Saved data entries
>> begin
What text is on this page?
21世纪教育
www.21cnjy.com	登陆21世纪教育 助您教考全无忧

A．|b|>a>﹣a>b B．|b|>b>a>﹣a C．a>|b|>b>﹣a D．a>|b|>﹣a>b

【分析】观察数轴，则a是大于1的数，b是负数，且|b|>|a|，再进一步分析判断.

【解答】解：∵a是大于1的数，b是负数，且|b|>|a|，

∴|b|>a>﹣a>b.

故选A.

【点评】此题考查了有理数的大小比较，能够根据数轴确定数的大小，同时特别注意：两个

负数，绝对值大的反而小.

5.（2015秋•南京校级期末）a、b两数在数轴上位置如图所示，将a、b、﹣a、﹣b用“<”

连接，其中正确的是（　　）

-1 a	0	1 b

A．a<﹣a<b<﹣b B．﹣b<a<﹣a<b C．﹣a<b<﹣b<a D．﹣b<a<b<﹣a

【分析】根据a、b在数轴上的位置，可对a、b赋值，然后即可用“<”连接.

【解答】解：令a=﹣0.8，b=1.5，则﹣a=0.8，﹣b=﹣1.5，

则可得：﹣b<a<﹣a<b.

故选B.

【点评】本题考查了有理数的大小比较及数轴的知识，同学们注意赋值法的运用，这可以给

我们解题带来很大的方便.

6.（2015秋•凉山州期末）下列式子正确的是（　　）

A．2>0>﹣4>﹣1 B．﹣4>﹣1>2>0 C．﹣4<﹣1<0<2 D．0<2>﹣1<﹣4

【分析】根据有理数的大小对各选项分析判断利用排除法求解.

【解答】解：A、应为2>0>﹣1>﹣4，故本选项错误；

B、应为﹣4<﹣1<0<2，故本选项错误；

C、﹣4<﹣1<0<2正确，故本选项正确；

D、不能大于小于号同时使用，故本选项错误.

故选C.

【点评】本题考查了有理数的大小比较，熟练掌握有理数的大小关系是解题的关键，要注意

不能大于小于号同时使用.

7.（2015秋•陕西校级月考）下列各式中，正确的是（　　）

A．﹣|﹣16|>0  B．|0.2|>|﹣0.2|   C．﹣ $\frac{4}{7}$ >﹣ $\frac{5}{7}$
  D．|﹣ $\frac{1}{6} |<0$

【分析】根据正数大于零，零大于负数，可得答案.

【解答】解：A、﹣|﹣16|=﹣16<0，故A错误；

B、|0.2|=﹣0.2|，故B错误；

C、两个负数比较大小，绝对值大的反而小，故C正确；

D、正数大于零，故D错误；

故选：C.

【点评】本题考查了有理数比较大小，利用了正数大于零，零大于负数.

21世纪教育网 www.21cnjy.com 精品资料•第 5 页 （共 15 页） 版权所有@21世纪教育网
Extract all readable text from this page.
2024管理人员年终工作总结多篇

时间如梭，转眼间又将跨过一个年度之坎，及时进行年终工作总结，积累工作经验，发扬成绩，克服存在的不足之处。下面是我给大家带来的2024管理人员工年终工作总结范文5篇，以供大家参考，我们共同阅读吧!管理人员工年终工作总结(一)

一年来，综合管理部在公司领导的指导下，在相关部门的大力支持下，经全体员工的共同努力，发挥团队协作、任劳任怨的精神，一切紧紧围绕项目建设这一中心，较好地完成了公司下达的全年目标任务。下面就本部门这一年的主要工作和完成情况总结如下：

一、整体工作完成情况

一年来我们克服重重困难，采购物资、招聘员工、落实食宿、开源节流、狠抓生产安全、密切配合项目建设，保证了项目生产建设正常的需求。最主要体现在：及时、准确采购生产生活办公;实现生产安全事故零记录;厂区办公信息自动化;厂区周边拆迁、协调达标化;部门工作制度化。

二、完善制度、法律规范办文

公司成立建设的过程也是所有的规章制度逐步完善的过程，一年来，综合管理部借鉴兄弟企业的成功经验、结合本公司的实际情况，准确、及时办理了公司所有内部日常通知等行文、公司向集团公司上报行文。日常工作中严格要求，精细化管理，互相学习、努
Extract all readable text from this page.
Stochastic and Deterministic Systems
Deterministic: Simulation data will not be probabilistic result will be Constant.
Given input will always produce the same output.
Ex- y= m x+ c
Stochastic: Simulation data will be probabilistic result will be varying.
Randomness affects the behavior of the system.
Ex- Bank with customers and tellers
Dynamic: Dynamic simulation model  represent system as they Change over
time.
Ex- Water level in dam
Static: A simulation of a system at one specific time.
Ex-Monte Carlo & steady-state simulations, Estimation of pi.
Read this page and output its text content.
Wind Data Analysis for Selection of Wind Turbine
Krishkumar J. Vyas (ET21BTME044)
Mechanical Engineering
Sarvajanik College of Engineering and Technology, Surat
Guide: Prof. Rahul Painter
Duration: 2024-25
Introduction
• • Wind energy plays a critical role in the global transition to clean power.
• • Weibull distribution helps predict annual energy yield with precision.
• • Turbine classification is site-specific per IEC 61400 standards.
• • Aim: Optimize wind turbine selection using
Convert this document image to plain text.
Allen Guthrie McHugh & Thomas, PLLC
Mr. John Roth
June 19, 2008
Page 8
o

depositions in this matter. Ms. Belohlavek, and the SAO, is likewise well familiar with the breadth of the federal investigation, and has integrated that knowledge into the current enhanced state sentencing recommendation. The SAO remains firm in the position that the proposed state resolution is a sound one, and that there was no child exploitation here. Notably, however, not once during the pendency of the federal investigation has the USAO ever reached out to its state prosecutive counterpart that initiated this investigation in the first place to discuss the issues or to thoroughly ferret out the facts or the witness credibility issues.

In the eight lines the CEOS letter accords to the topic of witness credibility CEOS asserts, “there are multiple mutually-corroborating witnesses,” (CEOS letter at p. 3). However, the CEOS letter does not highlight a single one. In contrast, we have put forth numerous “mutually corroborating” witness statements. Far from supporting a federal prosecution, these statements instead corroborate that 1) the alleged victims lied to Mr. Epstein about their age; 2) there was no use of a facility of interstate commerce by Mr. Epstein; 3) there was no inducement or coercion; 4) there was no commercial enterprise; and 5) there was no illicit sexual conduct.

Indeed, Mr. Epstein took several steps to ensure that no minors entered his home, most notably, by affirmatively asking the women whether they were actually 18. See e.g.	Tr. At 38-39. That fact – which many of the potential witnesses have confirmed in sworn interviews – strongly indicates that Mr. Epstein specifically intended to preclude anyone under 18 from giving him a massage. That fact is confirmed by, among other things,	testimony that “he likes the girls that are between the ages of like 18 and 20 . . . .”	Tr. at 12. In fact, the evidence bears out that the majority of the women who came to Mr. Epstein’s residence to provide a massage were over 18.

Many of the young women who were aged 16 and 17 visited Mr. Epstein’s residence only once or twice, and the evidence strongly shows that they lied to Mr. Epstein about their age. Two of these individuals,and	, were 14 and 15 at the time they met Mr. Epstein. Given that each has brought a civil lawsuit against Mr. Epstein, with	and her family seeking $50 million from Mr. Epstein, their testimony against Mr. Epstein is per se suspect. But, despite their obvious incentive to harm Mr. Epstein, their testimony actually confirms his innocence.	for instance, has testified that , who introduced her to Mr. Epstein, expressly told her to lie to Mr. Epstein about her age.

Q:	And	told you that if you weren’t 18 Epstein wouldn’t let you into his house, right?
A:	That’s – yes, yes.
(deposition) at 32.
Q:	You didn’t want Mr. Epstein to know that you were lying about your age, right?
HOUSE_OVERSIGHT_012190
>> end
- **Task requirements**: Output the listing above word for word.

- **Output of the task**:
What text is on this page?
21世纪教育
www.21cnjy.com	登陆21世纪教育 助您教考全无忧

A．|b|>a>﹣a>b B．|b|>b>a>﹣a C．a>|b|>b>﹣a D．a>|b|>﹣a>b

【分析】观察数轴，则a是大于1的数，b是负数，且|b|>|a|，再进一步分析判断.

【解答】解：∵a是大于1的数，b是负数，且|b|>|a|，

∴|b|>a>﹣a>b.

故选A.

【点评】此题考查了有理数的大小比较，能够根据数轴确定数的大小，同时特别注意：两个

负数，绝对值大的反而小.

5.（2015秋•南京校级期末）a、b两数在数轴上位置如图所示，将a、b、﹣a、﹣b用“<”

连接，其中正确的是（　　）

-1 a	0	1 b

A．a<﹣a<b<﹣b B．﹣b<a<﹣a<b C．﹣a<b<﹣b<a D．﹣b<a<b<﹣a

【分析】根据a、b在数轴上的位置，可对a、b赋值，然后即可用“<”连接.

【解答】解：令a=﹣0.8，b=1.5，则﹣a=0.8，﹣b=﹣1.5，

则可得：﹣b<a<﹣a<b.

故选B.

【点评】本题考查了有理数的大小比较及数轴的知识，同学们注意赋值法的运用，这可以给

我们解题带来很大的方便.

6.（2015秋•凉山州期末）下列式子正确的是（　　）

A．2>0>﹣4>﹣1 B．﹣4>﹣1>2>0 C．﹣4<﹣1<0<2 D．0<2>﹣1<﹣4

【分析】根据有理数的大小对各选项分析判断利用排除法求解.

【解答】解：A、应为2>0>﹣1>﹣4，故本选项错误；

B、应为﹣4<﹣1<0<2，故本选项错误；

C、﹣4<﹣1<0<2正确，故本选项正确；

D、不能大于小于号同时使用，故本选项错误.

故选C.

【点评】本题考查了有理数的大小比较，熟练掌握有理数的大小关系是解题的关键，要注意

不能大于小于号同时使用.

7.（2015秋•陕西校级月考）下列各式中，正确的是（　　）

A．﹣|﹣16|>0  B．|0.2|>|﹣0.2|   C．﹣ $\frac{4}{7}$ >﹣ $\frac{5}{7}$
  D．|﹣ $\frac{1}{6} |<0$

【分析】根据正数大于零，零大于负数，可得答案.

【解答】解：A、﹣|﹣16|=﹣16<0，故A错误；

B、|0.2|=﹣0.2|，故B错误；

C、两个负数比较大小，绝对值大的反而小，故C正确；

D、正数大于零，故D错误；

故选：C.

【点评】本题考查了有理数比较大小，利用了正数大于零，零大于负数.

21世纪教育网 www.21cnjy.com 精品资料•第 5 页 （共 15 页） 版权所有@21世纪教育网
Extract all readable text from this page.
2024管理人员年终工作总结多篇

时间如梭，转眼间又将跨过一个年度之坎，及时进行年终工作总结，积累工作经验，发扬成绩，克服存在的不足之处。下面是我给大家带来的2024管理人员工年终工作总结范文5篇，以供大家参考，我们共同阅读吧!管理人员工年终工作总结(一)

一年来，综合管理部在公司领导的指导下，在相关部门的大力支持下，经全体员工的共同努力，发挥团队协作、任劳任怨的精神，一切紧紧围绕项目建设这一中心，较好地完成了公司下达的全年目标任务。下面就本部门这一年的主要工作和完成情况总结如下：

一、整体工作完成情况

一年来我们克服重重困难，采购物资、招聘员工、落实食宿、开源节流、狠抓生产安全、密切配合项目建设，保证了项目生产建设正常的需求。最主要体现在：及时、准确采购生产生活办公;实现生产安全事故零记录;厂区办公信息自动化;厂区周边拆迁、协调达标化;部门工作制度化。

二、完善制度、法律规范办文

公司成立建设的过程也是所有的规章制度逐步完善的过程，一年来，综合管理部借鉴兄弟企业的成功经验、结合本公司的实际情况，准确、及时办理了公司所有内部日常通知等行文、公司向集团公司上报行文。日常工作中严格要求，精细化管理，互相学习、努
Extract all readable text from this page.
Stochastic and Deterministic Systems
Deterministic: Simulation data will not be probabilistic result will be Constant.
Given input will always produce the same output.
Ex- y= m x+ c
Stochastic: Simulation data will be probabilistic result will be varying.
Randomness affects the behavior of the system.
Ex- Bank with customers and tellers
Dynamic: Dynamic simulation model  represent system as they Change over
time.
Ex- Water level in dam
Static: A simulation of a system at one specific time.
Ex-Monte Carlo & steady-state simulations, Estimation of pi.
Read this page and output its text content.
Wind Data Analysis for Selection of Wind Turbine
Krishkumar J. Vyas (ET21BTME044)
Mechanical Engineering
Sarvajanik College of Engineering and Technology, Surat
Guide: Prof. Rahul Painter
Duration: 2024-25
Introduction
• • Wind energy plays a critical role in the global transition to clean power.
• • Weibull distribution helps predict annual energy yield with precision.
• • Turbine classification is site-specific per IEC 61400 standards.
• • Aim: Optimize wind turbine selection using
Convert this document image to plain text.
Allen Guthrie McHugh & Thomas, PLLC
Mr. John Roth
June 19, 2008
Page 8
o

depositions in this matter. Ms. Belohlavek, and the SAO, is likewise well familiar with the breadth of the federal investigation, and has integrated that knowledge into the current enhanced state sentencing recommendation. The SAO remains firm in the position that the proposed state resolution is a sound one, and that there was no child exploitation here. Notably, however, not once during the pendency of the federal investigation has the USAO ever reached out to its state prosecutive counterpart that initiated this investigation in the first place to discuss the issues or to thoroughly ferret out the facts or the witness credibility issues.

In the eight lines the CEOS letter accords to the topic of witness credibility CEOS asserts, “there are multiple mutually-corroborating witnesses,” (CEOS letter at p. 3). However, the CEOS letter does not highlight a single one. In contrast, we have put forth numerous “mutually corroborating” witness statements. Far from supporting a federal prosecution, these statements instead corroborate that 1) the alleged victims lied to Mr. Epstein about their age; 2) there was no use of a facility of interstate commerce by Mr. Epstein; 3) there was no inducement or coercion; 4) there was no commercial enterprise; and 5) there was no illicit sexual conduct.

Indeed, Mr. Epstein took several steps to ensure that no minors entered his home, most notably, by affirmatively asking the women whether they were actually 18. See e.g.	Tr. At 38-39. That fact – which many of the potential witnesses have confirmed in sworn interviews – strongly indicates that Mr. Epstein specifically intended to preclude anyone under 18 from giving him a massage. That fact is confirmed by, among other things,	testimony that “he likes the girls that are between the ages of like 18 and 20 . . . .”	Tr. at 12. In fact, the evidence bears out that the majority of the women who came to Mr. Epstein’s residence to provide a massage were over 18.

Many of the young women who were aged 16 and 17 visited Mr. Epstein’s residence only once or twice, and the evidence strongly shows that they lied to Mr. Epstein about their age. Two of these individuals,and	, were 14 and 15 at the time they met Mr. Epstein. Given that each has brought a civil lawsuit against Mr. Epstein, with	and her family seeking $50 million from Mr. Epstein, their testimony against Mr. Epstein is per se suspect. But, despite their obvious incentive to harm Mr. Epstein, their testimony actually confirms his innocence.	for instance, has testified that , who introduced her to Mr. Epstein, expressly told her to lie to Mr. Epstein about her age.

Q:	And	told you that if you weren’t 18 Epstein wouldn’t let you into his house, right?
A:	That’s – yes, yes.
(deposition) at 32.
Q:	You didn’t want Mr. Epstein to know that you were lying about your age, right?
HOUSE_OVERSIGHT_012190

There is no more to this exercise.